Read through the entries below and return each line with the word "engineer".

*** Dataset records ***

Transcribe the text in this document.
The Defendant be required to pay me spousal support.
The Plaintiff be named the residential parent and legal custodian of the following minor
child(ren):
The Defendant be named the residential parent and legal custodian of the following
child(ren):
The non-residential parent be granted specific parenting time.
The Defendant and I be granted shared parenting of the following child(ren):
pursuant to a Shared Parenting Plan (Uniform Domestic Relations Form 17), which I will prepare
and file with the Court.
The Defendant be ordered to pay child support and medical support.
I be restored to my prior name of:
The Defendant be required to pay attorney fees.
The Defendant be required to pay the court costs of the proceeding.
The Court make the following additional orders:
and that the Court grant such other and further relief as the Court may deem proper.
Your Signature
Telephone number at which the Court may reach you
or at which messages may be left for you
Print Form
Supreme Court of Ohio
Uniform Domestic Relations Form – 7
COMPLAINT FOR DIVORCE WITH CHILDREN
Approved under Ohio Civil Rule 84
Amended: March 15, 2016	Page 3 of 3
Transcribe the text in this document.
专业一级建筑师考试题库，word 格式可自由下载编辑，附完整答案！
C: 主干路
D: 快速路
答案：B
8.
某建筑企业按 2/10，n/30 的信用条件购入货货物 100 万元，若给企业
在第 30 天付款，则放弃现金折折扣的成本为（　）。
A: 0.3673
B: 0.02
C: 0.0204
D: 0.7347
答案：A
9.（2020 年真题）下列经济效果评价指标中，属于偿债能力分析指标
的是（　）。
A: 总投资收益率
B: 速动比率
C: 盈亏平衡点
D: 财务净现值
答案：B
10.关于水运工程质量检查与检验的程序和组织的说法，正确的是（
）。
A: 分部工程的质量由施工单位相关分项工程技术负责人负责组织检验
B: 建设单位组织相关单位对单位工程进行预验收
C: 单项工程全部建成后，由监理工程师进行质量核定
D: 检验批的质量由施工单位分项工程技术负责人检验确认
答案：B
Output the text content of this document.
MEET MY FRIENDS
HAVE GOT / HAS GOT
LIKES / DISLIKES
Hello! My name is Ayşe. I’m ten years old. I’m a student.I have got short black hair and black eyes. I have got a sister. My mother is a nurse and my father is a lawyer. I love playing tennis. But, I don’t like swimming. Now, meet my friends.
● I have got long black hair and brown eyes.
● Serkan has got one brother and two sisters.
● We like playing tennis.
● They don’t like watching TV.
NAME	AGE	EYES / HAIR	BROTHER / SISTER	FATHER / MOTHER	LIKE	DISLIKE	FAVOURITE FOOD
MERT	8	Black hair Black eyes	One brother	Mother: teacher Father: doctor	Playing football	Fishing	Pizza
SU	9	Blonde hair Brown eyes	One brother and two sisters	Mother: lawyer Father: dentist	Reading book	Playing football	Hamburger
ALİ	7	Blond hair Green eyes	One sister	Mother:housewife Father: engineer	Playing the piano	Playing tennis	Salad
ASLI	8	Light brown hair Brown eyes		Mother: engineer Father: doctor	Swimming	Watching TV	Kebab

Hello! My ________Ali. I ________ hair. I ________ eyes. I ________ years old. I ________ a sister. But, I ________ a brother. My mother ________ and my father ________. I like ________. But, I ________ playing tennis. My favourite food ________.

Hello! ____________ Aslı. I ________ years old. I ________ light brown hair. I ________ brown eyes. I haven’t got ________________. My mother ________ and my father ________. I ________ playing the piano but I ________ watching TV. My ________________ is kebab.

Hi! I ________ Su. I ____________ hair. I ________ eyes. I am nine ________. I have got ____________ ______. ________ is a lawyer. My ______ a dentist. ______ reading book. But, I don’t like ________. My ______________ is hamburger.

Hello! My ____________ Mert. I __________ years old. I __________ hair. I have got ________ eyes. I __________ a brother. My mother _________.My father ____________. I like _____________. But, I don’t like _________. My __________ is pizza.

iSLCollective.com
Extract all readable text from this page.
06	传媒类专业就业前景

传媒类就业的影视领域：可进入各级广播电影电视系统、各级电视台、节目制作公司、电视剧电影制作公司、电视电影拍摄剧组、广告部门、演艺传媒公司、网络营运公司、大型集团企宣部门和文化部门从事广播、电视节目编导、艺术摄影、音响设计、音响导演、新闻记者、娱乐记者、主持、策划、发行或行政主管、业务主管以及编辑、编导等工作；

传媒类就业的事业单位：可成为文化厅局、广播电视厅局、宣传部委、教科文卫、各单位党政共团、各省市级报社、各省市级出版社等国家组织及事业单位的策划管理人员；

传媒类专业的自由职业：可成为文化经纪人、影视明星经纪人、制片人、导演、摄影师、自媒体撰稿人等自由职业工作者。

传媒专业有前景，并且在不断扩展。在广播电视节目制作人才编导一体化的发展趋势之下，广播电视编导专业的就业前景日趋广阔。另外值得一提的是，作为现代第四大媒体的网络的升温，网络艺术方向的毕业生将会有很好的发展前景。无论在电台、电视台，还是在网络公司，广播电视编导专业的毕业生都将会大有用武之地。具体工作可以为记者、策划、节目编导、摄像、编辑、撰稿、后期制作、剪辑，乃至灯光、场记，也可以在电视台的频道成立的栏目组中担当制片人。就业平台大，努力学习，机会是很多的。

***

=== Result for this exercise ===
ALİ	7	Blond hair Green eyes	One sister	Mother:housewife Father: engineer	Playing the piano	Playing tennis	Salad
ASLI	8	Light brown hair Brown eyes		Mother: engineer Father: doctor	Swimming	Watching TV	Kebab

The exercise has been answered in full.